>> Begin
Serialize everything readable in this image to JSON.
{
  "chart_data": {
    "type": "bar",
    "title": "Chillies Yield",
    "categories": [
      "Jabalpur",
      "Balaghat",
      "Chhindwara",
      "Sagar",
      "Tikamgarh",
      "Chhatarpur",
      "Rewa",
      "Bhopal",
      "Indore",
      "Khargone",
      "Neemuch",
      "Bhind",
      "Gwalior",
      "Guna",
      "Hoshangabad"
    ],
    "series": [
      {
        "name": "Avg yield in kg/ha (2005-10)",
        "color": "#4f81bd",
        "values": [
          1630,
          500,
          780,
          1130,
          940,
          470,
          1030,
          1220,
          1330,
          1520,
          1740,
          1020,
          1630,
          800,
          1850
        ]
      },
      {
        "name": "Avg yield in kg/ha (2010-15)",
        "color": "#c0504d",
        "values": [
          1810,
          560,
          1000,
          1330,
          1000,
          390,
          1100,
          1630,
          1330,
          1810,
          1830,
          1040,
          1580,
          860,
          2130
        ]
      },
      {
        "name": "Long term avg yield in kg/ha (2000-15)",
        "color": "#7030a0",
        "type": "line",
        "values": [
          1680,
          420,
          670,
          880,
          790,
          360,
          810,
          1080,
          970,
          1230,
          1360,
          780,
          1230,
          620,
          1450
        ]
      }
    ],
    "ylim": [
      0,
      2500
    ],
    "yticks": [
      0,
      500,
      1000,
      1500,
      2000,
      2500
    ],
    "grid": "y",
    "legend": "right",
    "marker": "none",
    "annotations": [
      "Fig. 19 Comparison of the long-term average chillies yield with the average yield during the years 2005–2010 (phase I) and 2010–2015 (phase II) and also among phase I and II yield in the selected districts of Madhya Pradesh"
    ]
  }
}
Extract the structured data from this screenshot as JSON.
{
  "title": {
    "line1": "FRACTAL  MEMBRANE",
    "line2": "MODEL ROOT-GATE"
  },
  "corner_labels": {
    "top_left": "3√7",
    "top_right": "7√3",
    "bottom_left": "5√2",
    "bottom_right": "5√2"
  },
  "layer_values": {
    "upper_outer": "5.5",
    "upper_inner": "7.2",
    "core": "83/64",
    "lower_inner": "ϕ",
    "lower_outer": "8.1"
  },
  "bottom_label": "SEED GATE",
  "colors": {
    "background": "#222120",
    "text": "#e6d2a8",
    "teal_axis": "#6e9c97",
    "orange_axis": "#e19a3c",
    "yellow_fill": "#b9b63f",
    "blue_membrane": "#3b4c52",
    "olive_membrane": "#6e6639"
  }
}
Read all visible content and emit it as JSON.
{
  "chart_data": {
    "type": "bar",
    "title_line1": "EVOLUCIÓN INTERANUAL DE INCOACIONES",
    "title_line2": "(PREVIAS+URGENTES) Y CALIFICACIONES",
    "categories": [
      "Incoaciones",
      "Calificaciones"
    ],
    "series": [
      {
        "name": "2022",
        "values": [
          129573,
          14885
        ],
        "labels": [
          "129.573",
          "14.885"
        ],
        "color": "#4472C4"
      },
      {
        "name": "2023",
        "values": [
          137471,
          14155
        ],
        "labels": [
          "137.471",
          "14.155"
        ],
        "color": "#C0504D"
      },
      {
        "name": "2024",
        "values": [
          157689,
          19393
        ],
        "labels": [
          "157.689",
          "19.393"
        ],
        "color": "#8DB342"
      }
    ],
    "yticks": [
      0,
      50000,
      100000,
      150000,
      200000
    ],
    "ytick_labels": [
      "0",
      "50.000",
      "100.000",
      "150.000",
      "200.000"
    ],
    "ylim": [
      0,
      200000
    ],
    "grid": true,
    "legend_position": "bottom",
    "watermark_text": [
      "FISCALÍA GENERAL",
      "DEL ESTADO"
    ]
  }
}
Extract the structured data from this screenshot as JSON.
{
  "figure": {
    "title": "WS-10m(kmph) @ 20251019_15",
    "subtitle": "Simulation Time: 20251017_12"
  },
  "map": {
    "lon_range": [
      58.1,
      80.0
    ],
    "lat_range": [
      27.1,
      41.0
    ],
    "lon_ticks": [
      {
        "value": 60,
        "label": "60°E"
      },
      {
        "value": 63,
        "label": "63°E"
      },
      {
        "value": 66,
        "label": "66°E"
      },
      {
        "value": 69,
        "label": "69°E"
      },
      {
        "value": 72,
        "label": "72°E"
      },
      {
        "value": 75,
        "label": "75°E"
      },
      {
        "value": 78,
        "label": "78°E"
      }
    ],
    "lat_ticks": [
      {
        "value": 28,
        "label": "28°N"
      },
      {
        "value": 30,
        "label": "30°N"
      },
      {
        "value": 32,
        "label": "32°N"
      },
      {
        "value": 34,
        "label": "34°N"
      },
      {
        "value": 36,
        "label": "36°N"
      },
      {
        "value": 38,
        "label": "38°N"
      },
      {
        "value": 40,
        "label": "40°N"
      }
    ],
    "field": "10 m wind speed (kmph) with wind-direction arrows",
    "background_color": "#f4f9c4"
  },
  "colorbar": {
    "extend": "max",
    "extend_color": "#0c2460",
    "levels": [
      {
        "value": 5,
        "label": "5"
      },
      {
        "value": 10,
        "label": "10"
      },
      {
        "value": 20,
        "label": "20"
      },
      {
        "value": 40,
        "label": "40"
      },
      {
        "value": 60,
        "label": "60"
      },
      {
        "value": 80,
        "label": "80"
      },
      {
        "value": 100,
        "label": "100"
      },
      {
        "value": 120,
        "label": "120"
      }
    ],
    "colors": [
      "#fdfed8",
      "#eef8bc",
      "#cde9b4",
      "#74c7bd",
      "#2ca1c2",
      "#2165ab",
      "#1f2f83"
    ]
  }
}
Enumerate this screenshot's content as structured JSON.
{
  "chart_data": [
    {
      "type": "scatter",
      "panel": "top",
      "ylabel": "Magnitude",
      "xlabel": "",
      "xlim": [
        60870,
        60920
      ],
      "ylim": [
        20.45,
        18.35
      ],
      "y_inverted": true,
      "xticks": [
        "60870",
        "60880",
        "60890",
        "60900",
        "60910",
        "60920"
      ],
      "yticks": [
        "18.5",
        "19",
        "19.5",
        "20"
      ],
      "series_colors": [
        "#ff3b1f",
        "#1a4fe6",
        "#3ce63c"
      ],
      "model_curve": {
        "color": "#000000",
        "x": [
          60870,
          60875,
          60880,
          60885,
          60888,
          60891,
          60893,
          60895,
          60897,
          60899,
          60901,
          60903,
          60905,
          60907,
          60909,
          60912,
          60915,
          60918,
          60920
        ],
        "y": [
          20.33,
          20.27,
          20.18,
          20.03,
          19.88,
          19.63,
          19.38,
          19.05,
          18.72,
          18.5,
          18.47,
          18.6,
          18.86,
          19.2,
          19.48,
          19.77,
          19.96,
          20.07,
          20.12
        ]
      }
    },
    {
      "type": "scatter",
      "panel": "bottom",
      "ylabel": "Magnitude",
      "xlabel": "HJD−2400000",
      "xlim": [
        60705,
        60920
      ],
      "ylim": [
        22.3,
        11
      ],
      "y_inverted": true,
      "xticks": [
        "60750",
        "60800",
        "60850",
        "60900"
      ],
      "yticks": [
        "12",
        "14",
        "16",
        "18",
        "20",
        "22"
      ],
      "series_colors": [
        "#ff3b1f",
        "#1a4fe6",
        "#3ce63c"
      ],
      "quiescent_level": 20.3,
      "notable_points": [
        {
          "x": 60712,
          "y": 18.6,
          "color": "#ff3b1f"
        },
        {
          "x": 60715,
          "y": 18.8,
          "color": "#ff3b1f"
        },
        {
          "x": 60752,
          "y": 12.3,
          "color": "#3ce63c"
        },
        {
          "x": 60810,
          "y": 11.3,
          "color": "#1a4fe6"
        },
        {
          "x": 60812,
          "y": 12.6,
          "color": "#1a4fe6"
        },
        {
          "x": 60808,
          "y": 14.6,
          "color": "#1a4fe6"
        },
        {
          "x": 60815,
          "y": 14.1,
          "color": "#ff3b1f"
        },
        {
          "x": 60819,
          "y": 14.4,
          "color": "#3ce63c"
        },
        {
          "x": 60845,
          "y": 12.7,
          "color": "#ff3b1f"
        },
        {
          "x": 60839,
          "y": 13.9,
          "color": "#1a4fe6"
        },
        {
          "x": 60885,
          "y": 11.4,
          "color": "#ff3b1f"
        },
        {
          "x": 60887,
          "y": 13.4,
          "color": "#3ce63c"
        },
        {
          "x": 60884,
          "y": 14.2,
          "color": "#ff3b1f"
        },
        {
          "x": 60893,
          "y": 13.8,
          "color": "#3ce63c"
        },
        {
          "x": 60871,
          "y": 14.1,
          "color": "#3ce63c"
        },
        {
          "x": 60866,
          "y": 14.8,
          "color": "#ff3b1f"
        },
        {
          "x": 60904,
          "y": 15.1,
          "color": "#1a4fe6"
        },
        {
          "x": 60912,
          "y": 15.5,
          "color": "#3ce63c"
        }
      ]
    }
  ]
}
>> End
Problem to solve » Using the listing above, locate the lines that hold "JSON" and copy each one.

The reply »
Serialize everything readable in this image to JSON.
Extract the structured data from this screenshot as JSON.
Read all visible content and emit it as JSON.
Extract the structured data from this screenshot as JSON.
Enumerate this screenshot's content as structured JSON.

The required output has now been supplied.